The entries below are to be transcribed in full, without their images.

▶ **RECORDS FOR THE TASK**:

* * *

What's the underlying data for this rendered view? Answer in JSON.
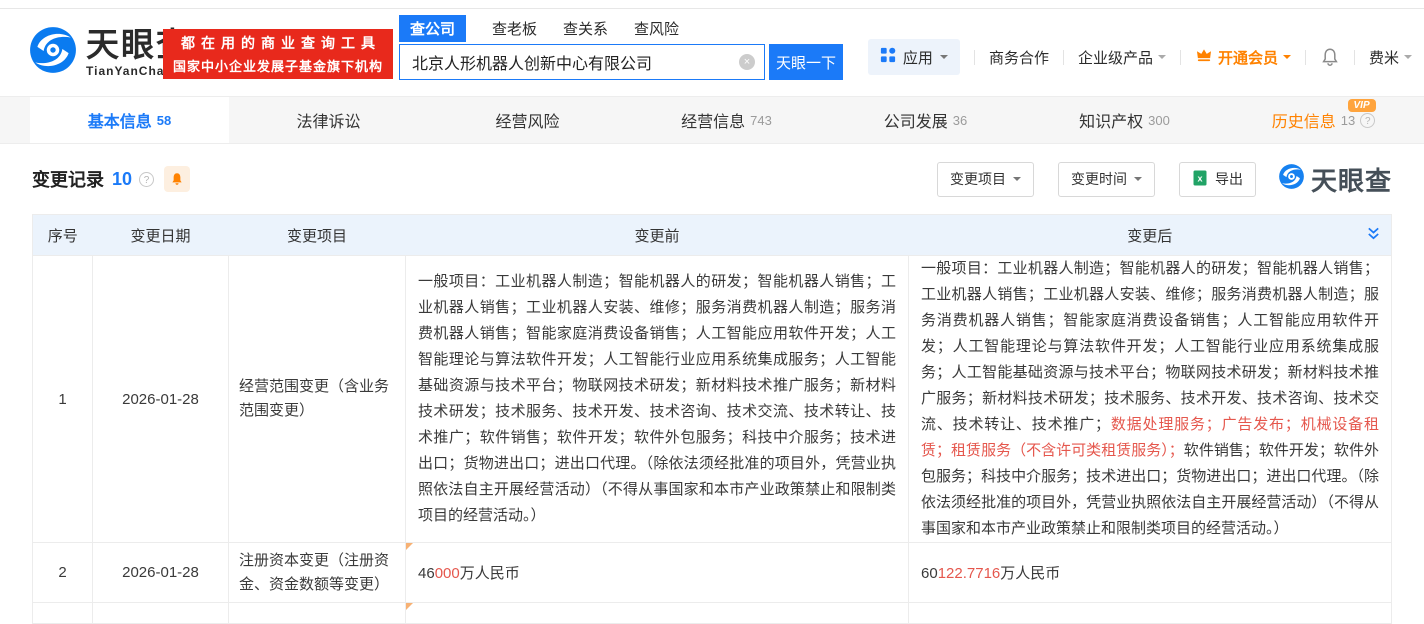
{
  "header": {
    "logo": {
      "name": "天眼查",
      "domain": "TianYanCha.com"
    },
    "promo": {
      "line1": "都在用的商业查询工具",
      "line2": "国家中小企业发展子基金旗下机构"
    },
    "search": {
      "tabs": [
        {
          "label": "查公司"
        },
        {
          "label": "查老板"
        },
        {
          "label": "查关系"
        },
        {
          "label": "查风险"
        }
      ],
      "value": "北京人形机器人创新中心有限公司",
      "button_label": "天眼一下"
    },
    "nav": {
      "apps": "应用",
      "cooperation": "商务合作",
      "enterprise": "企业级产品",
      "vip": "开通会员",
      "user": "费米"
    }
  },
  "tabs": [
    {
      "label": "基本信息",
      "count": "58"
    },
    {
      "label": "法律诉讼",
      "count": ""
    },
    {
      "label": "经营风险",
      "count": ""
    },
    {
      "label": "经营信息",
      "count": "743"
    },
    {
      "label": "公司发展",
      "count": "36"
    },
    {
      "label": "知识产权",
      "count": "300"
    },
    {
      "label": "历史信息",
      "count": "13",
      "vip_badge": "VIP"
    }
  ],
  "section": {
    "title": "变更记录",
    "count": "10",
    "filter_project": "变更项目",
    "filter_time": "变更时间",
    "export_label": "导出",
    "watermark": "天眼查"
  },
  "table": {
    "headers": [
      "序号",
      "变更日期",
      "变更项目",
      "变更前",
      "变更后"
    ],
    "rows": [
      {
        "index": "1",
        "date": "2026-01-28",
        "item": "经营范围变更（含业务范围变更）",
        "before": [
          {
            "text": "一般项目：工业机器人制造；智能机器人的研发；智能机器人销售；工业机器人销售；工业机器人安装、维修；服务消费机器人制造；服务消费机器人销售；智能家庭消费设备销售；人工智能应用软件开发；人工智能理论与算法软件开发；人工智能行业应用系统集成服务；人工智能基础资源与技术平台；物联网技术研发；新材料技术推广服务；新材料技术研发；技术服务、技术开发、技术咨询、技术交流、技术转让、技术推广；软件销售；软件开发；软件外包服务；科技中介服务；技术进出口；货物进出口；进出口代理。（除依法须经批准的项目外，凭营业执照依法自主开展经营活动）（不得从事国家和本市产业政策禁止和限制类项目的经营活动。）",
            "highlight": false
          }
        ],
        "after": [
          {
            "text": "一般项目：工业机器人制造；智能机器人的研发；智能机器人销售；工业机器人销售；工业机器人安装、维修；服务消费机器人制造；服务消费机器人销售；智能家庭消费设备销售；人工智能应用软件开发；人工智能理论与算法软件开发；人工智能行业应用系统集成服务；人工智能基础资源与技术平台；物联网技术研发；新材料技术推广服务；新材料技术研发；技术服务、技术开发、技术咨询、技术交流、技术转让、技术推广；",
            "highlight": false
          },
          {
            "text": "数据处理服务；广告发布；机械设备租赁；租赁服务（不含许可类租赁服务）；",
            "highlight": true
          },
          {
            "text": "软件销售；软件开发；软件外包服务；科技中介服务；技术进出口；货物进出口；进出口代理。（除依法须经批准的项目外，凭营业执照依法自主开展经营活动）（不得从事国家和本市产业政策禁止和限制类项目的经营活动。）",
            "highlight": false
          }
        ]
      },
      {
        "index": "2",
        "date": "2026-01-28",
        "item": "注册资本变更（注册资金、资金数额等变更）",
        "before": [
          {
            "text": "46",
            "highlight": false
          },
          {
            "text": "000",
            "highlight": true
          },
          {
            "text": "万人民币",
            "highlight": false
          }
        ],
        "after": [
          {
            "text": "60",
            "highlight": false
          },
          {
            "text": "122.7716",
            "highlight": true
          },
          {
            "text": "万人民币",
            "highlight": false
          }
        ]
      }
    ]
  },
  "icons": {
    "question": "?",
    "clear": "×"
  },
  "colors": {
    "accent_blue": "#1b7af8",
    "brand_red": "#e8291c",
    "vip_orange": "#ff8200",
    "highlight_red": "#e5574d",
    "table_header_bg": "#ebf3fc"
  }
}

* * *

▶ **PROBLEM SOLUTION**:
What's the underlying data for this rendered view? Answer in JSON.
{
  "header": {
    "logo": {
      "name": "天眼查",
      "domain": "TianYanCha.com"
    },
    "promo": {
      "line1": "都在用的商业查询工具",
      "line2": "国家中小企业发展子基金旗下机构"
    },
    "search": {
      "tabs": [
        {
          "label": "查公司"
        },
        {
          "label": "查老板"
        },
        {
          "label": "查关系"
        },
        {
          "label": "查风险"
        }
      ],
      "value": "北京人形机器人创新中心有限公司",
      "button_label": "天眼一下"
    },
    "nav": {
      "apps": "应用",
      "cooperation": "商务合作",
      "enterprise": "企业级产品",
      "vip": "开通会员",
      "user": "费米"
    }
  },
  "tabs": [
    {
      "label": "基本信息",
      "count": "58"
    },
    {
      "label": "法律诉讼",
      "count": ""
    },
    {
      "label": "经营风险",
      "count": ""
    },
    {
      "label": "经营信息",
      "count": "743"
    },
    {
      "label": "公司发展",
      "count": "36"
    },
    {
      "label": "知识产权",
      "count": "300"
    },
    {
      "label": "历史信息",
      "count": "13",
      "vip_badge": "VIP"
    }
  ],
  "section": {
    "title": "变更记录",
    "count": "10",
    "filter_project": "变更项目",
    "filter_time": "变更时间",
    "export_label": "导出",
    "watermark": "天眼查"
  },
  "table": {
    "headers": [
      "序号",
      "变更日期",
      "变更项目",
      "变更前",
      "变更后"
    ],
    "rows": [
      {
        "index": "1",
        "date": "2026-01-28",
        "item": "经营范围变更（含业务范围变更）",
        "before": [
          {
            "text": "一般项目：工业机器人制造；智能机器人的研发；智能机器人销售；工业机器人销售；工业机器人安装、维修；服务消费机器人制造；服务消费机器人销售；智能家庭消费设备销售；人工智能应用软件开发；人工智能理论与算法软件开发；人工智能行业应用系统集成服务；人工智能基础资源与技术平台；物联网技术研发；新材料技术推广服务；新材料技术研发；技术服务、技术开发、技术咨询、技术交流、技术转让、技术推广；软件销售；软件开发；软件外包服务；科技中介服务；技术进出口；货物进出口；进出口代理。（除依法须经批准的项目外，凭营业执照依法自主开展经营活动）（不得从事国家和本市产业政策禁止和限制类项目的经营活动。）",
            "highlight": false
          }
        ],
        "after": [
          {
            "text": "一般项目：工业机器人制造；智能机器人的研发；智能机器人销售；工业机器人销售；工业机器人安装、维修；服务消费机器人制造；服务消费机器人销售；智能家庭消费设备销售；人工智能应用软件开发；人工智能理论与算法软件开发；人工智能行业应用系统集成服务；人工智能基础资源与技术平台；物联网技术研发；新材料技术推广服务；新材料技术研发；技术服务、技术开发、技术咨询、技术交流、技术转让、技术推广；",
            "highlight": false
          },
          {
            "text": "数据处理服务；广告发布；机械设备租赁；租赁服务（不含许可类租赁服务）；",
            "highlight": true
          },
          {
            "text": "软件销售；软件开发；软件外包服务；科技中介服务；技术进出口；货物进出口；进出口代理。（除依法须经批准的项目外，凭营业执照依法自主开展经营活动）（不得从事国家和本市产业政策禁止和限制类项目的经营活动。）",
            "highlight": false
          }
        ]
      },
      {
        "index": "2",
        "date": "2026-01-28",
        "item": "注册资本变更（注册资金、资金数额等变更）",
        "before": [
          {
            "text": "46",
            "highlight": false
          },
          {
            "text": "000",
            "highlight": true
          },
          {
            "text": "万人民币",
            "highlight": false
          }
        ],
        "after": [
          {
            "text": "60",
            "highlight": false
          },
          {
            "text": "122.7716",
            "highlight": true
          },
          {
            "text": "万人民币",
            "highlight": false
          }
        ]
      }
    ]
  },
  "icons": {
    "question": "?",
    "clear": "×"
  },
  "colors": {
    "accent_blue": "#1b7af8",
    "brand_red": "#e8291c",
    "vip_orange": "#ff8200",
    "highlight_red": "#e5574d",
    "table_header_bg": "#ebf3fc"
  }
}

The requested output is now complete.